Written task :: A verbatim copy of the records is required, with all pictures left out.

Dataset rows about figures

——

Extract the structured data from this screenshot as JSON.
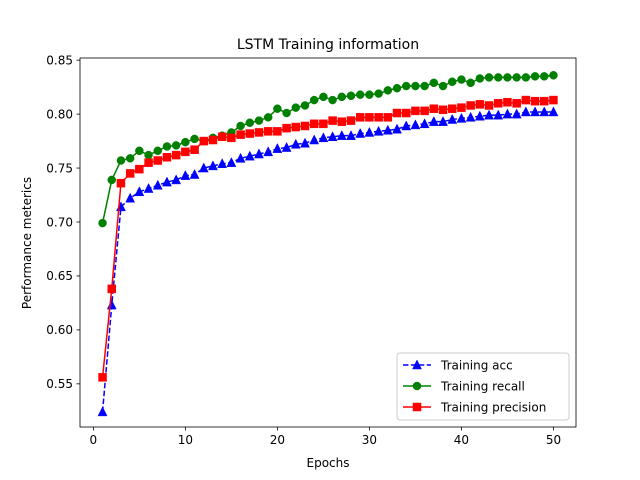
{
  "chart_data": {
    "type": "line",
    "title": "LSTM Training information",
    "xlabel": "Epochs",
    "ylabel": "Performance meterics",
    "xlim": [
      -1.45,
      52.45
    ],
    "ylim": [
      0.51,
      0.852
    ],
    "xticks": [
      0,
      10,
      20,
      30,
      40,
      50
    ],
    "yticks": [
      0.55,
      0.6,
      0.65,
      0.7,
      0.75,
      0.8,
      0.85
    ],
    "ytick_labels": [
      "0.55",
      "0.60",
      "0.65",
      "0.70",
      "0.75",
      "0.80",
      "0.85"
    ],
    "grid": false,
    "legend_position": "lower-right",
    "x": [
      1,
      2,
      3,
      4,
      5,
      6,
      7,
      8,
      9,
      10,
      11,
      12,
      13,
      14,
      15,
      16,
      17,
      18,
      19,
      20,
      21,
      22,
      23,
      24,
      25,
      26,
      27,
      28,
      29,
      30,
      31,
      32,
      33,
      34,
      35,
      36,
      37,
      38,
      39,
      40,
      41,
      42,
      43,
      44,
      45,
      46,
      47,
      48,
      49,
      50
    ],
    "series": [
      {
        "name": "Training acc",
        "color": "#0000ff",
        "marker": "triangle",
        "line_style": "dashed",
        "values": [
          0.524,
          0.623,
          0.714,
          0.722,
          0.728,
          0.731,
          0.734,
          0.737,
          0.739,
          0.743,
          0.744,
          0.75,
          0.752,
          0.754,
          0.755,
          0.759,
          0.761,
          0.763,
          0.765,
          0.768,
          0.769,
          0.772,
          0.773,
          0.776,
          0.778,
          0.779,
          0.78,
          0.78,
          0.782,
          0.783,
          0.784,
          0.785,
          0.786,
          0.789,
          0.79,
          0.791,
          0.793,
          0.793,
          0.795,
          0.796,
          0.797,
          0.798,
          0.799,
          0.799,
          0.8,
          0.8,
          0.802,
          0.802,
          0.802,
          0.802
        ]
      },
      {
        "name": "Training recall",
        "color": "#008000",
        "marker": "circle",
        "line_style": "solid",
        "values": [
          0.699,
          0.739,
          0.757,
          0.759,
          0.766,
          0.762,
          0.766,
          0.77,
          0.771,
          0.774,
          0.777,
          0.775,
          0.778,
          0.78,
          0.783,
          0.789,
          0.792,
          0.794,
          0.797,
          0.805,
          0.801,
          0.806,
          0.808,
          0.813,
          0.816,
          0.813,
          0.816,
          0.817,
          0.818,
          0.818,
          0.819,
          0.822,
          0.824,
          0.826,
          0.826,
          0.826,
          0.829,
          0.826,
          0.83,
          0.832,
          0.829,
          0.833,
          0.834,
          0.834,
          0.834,
          0.834,
          0.834,
          0.835,
          0.835,
          0.836
        ]
      },
      {
        "name": "Training precision",
        "color": "#ff0000",
        "marker": "square",
        "line_style": "solid",
        "values": [
          0.556,
          0.638,
          0.736,
          0.745,
          0.749,
          0.755,
          0.757,
          0.76,
          0.762,
          0.765,
          0.767,
          0.775,
          0.776,
          0.779,
          0.778,
          0.781,
          0.782,
          0.783,
          0.784,
          0.784,
          0.787,
          0.788,
          0.789,
          0.791,
          0.791,
          0.794,
          0.793,
          0.794,
          0.797,
          0.797,
          0.797,
          0.797,
          0.801,
          0.801,
          0.803,
          0.803,
          0.805,
          0.804,
          0.805,
          0.806,
          0.808,
          0.809,
          0.808,
          0.81,
          0.811,
          0.81,
          0.813,
          0.812,
          0.812,
          0.813
        ]
      }
    ]
  }
}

——

Written reply ::
Extract the structured data from this screenshot as JSON.
{
  "chart_data": {
    "type": "line",
    "title": "LSTM Training information",
    "xlabel": "Epochs",
    "ylabel": "Performance meterics",
    "xlim": [
      -1.45,
      52.45
    ],
    "ylim": [
      0.51,
      0.852
    ],
    "xticks": [
      0,
      10,
      20,
      30,
      40,
      50
    ],
    "yticks": [
      0.55,
      0.6,
      0.65,
      0.7,
      0.75,
      0.8,
      0.85
    ],
    "ytick_labels": [
      "0.55",
      "0.60",
      "0.65",
      "0.70",
      "0.75",
      "0.80",
      "0.85"
    ],
    "grid": false,
    "legend_position": "lower-right",
    "x": [
      1,
      2,
      3,
      4,
      5,
      6,
      7,
      8,
      9,
      10,
      11,
      12,
      13,
      14,
      15,
      16,
      17,
      18,
      19,
      20,
      21,
      22,
      23,
      24,
      25,
      26,
      27,
      28,
      29,
      30,
      31,
      32,
      33,
      34,
      35,
      36,
      37,
      38,
      39,
      40,
      41,
      42,
      43,
      44,
      45,
      46,
      47,
      48,
      49,
      50
    ],
    "series": [
      {
        "name": "Training acc",
        "color": "#0000ff",
        "marker": "triangle",
        "line_style": "dashed",
        "values": [
          0.524,
          0.623,
          0.714,
          0.722,
          0.728,
          0.731,
          0.734,
          0.737,
          0.739,
          0.743,
          0.744,
          0.75,
          0.752,
          0.754,
          0.755,
          0.759,
          0.761,
          0.763,
          0.765,
          0.768,
          0.769,
          0.772,
          0.773,
          0.776,
          0.778,
          0.779,
          0.78,
          0.78,
          0.782,
          0.783,
          0.784,
          0.785,
          0.786,
          0.789,
          0.79,
          0.791,
          0.793,
          0.793,
          0.795,
          0.796,
          0.797,
          0.798,
          0.799,
          0.799,
          0.8,
          0.8,
          0.802,
          0.802,
          0.802,
          0.802
        ]
      },
      {
        "name": "Training recall",
        "color": "#008000",
        "marker": "circle",
        "line_style": "solid",
        "values": [
          0.699,
          0.739,
          0.757,
          0.759,
          0.766,
          0.762,
          0.766,
          0.77,
          0.771,
          0.774,
          0.777,
          0.775,
          0.778,
          0.78,
          0.783,
          0.789,
          0.792,
          0.794,
          0.797,
          0.805,
          0.801,
          0.806,
          0.808,
          0.813,
          0.816,
          0.813,
          0.816,
          0.817,
          0.818,
          0.818,
          0.819,
          0.822,
          0.824,
          0.826,
          0.826,
          0.826,
          0.829,
          0.826,
          0.83,
          0.832,
          0.829,
          0.833,
          0.834,
          0.834,
          0.834,
          0.834,
          0.834,
          0.835,
          0.835,
          0.836
        ]
      },
      {
        "name": "Training precision",
        "color": "#ff0000",
        "marker": "square",
        "line_style": "solid",
        "values": [
          0.556,
          0.638,
          0.736,
          0.745,
          0.749,
          0.755,
          0.757,
          0.76,
          0.762,
          0.765,
          0.767,
          0.775,
          0.776,
          0.779,
          0.778,
          0.781,
          0.782,
          0.783,
          0.784,
          0.784,
          0.787,
          0.788,
          0.789,
          0.791,
          0.791,
          0.794,
          0.793,
          0.794,
          0.797,
          0.797,
          0.797,
          0.797,
          0.801,
          0.801,
          0.803,
          0.803,
          0.805,
          0.804,
          0.805,
          0.806,
          0.808,
          0.809,
          0.808,
          0.81,
          0.811,
          0.81,
          0.813,
          0.812,
          0.812,
          0.813
        ]
      }
    ]
  }
}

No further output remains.